> [REQUIRED WORK] Using the data below, copy each line that includes the word "secondary".

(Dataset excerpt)
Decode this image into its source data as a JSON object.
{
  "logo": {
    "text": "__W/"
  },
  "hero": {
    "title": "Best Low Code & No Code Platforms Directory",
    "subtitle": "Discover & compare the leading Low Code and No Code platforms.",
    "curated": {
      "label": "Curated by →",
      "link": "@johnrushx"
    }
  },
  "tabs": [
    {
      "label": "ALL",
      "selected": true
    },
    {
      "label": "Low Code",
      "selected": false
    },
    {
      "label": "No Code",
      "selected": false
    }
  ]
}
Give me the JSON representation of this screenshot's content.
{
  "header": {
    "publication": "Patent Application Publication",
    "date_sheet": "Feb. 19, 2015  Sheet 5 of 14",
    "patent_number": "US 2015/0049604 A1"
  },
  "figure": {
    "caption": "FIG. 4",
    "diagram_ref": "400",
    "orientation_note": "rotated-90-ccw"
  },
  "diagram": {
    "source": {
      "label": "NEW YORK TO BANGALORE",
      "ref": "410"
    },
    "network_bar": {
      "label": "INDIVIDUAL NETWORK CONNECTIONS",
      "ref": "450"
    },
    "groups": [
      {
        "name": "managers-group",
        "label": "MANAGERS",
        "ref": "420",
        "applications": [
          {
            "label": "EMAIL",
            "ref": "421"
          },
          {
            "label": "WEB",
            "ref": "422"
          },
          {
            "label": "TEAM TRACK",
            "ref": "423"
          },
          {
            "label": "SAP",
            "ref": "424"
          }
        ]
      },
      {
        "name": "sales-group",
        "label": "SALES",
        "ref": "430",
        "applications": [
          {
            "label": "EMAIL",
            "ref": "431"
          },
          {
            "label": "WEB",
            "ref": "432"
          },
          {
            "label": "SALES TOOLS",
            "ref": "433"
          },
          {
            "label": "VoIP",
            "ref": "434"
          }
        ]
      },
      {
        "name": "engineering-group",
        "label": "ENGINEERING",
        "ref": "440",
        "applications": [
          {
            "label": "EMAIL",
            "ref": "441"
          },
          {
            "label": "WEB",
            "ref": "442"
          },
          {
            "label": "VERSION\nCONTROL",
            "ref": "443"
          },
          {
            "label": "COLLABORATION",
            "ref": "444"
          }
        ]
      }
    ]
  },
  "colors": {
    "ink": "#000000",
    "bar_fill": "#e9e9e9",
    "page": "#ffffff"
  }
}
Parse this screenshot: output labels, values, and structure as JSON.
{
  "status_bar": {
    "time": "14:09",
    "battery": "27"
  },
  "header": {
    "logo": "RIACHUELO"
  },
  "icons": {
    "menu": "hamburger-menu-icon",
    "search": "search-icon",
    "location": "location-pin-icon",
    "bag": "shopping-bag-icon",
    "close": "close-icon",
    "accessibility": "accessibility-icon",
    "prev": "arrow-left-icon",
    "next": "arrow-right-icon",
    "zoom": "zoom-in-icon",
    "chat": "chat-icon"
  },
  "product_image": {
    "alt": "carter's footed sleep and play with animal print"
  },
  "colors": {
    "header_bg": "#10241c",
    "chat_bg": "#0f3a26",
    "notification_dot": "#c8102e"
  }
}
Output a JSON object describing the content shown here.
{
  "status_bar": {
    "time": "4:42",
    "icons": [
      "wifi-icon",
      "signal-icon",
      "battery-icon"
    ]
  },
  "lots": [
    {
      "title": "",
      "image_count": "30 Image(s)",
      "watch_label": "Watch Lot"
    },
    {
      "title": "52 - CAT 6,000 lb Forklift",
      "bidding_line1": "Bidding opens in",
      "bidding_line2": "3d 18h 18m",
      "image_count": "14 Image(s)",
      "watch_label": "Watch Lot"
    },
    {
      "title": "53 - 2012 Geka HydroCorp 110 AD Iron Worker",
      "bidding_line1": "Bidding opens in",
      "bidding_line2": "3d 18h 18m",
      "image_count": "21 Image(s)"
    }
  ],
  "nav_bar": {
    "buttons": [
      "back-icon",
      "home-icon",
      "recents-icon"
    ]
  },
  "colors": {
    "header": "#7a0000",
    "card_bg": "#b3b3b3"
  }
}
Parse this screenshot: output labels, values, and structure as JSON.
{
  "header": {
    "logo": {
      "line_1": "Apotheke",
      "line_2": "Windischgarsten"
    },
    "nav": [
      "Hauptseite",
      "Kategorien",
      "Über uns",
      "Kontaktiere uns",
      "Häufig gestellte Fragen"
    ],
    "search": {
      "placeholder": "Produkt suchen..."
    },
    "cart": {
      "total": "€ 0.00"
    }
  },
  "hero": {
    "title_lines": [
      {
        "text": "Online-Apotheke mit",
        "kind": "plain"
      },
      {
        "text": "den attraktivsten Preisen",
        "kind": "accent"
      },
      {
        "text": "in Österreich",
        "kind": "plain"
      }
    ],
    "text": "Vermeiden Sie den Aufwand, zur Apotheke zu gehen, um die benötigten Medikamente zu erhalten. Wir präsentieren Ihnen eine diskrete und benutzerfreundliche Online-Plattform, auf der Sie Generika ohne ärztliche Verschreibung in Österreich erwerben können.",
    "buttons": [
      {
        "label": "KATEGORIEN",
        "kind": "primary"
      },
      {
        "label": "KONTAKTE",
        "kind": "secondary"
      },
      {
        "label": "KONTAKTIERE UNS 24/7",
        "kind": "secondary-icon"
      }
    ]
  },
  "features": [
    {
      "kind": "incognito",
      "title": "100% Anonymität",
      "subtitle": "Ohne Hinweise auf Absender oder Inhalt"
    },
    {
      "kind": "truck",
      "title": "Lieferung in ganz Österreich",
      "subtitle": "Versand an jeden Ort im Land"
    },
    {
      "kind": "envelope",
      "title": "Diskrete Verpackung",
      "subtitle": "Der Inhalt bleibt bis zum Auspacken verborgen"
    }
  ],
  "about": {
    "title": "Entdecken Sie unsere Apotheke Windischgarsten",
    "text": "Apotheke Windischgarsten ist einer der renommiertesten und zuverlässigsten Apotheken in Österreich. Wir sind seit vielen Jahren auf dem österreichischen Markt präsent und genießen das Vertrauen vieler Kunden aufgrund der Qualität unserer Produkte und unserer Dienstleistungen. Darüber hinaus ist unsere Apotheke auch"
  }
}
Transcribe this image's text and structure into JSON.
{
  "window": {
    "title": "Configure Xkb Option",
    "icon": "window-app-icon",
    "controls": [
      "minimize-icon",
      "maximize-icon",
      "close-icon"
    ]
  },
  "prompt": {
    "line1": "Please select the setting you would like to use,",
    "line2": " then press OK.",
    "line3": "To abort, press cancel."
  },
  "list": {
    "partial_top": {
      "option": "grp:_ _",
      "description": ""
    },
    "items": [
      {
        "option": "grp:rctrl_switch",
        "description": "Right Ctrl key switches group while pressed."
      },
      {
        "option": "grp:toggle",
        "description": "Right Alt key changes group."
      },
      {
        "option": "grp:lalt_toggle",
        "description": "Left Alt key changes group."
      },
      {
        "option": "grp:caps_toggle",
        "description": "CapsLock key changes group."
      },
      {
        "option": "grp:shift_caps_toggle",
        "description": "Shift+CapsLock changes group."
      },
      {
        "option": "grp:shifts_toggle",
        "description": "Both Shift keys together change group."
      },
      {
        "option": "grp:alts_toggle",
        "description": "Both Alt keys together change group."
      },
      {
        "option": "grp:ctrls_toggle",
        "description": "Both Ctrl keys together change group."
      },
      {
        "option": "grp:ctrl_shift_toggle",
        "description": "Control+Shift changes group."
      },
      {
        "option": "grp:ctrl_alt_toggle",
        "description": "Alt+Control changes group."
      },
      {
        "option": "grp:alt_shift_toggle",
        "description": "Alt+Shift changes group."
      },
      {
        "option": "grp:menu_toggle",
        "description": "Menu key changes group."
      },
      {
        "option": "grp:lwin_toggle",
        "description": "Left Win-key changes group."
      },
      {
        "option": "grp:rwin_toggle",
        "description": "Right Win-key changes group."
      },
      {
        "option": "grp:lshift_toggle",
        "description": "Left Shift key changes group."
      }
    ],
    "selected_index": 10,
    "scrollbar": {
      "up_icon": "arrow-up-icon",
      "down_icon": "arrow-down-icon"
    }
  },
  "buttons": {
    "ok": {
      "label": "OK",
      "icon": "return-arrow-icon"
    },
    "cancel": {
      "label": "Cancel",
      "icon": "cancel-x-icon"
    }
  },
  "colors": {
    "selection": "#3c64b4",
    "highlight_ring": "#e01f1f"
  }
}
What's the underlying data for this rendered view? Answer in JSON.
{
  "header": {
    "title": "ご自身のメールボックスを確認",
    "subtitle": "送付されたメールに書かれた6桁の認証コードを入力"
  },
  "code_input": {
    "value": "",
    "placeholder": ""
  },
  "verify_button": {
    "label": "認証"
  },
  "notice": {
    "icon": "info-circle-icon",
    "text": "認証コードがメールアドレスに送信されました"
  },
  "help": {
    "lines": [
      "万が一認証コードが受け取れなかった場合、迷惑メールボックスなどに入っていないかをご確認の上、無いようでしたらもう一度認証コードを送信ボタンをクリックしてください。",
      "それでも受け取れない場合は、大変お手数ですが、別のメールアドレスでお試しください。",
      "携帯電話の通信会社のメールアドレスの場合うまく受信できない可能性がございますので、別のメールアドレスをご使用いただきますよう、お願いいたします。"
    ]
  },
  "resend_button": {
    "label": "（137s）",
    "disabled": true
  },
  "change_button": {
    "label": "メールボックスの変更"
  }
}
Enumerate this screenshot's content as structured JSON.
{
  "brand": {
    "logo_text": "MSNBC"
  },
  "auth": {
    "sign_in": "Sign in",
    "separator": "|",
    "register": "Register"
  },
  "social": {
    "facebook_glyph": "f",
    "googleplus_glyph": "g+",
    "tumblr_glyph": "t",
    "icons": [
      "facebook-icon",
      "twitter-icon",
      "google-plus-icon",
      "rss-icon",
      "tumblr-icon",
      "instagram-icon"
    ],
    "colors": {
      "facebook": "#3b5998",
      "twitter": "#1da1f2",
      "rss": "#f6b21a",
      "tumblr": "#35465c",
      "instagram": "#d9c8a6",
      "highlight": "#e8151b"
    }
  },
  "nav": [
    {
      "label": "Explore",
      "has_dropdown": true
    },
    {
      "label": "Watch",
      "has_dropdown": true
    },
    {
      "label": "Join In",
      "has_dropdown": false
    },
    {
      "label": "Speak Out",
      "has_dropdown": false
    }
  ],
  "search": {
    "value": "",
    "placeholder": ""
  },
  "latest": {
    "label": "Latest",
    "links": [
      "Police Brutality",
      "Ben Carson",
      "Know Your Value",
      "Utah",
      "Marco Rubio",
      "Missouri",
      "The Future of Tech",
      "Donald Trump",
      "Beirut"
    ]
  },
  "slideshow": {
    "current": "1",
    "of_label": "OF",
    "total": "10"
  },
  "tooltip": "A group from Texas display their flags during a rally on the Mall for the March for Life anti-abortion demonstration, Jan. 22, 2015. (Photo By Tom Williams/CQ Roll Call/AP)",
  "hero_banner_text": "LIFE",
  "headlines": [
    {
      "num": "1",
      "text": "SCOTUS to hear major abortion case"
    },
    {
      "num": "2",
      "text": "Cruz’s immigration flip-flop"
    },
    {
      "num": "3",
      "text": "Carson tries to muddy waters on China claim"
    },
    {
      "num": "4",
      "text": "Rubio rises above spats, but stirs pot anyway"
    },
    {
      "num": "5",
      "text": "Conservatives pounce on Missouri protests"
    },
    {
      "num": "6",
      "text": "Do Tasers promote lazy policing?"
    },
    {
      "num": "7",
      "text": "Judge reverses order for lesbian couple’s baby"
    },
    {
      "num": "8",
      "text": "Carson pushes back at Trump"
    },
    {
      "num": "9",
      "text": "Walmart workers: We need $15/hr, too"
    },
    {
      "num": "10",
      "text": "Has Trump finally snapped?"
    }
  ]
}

> [OUTPUT]
        "kind": "secondary"
        "kind": "secondary-icon"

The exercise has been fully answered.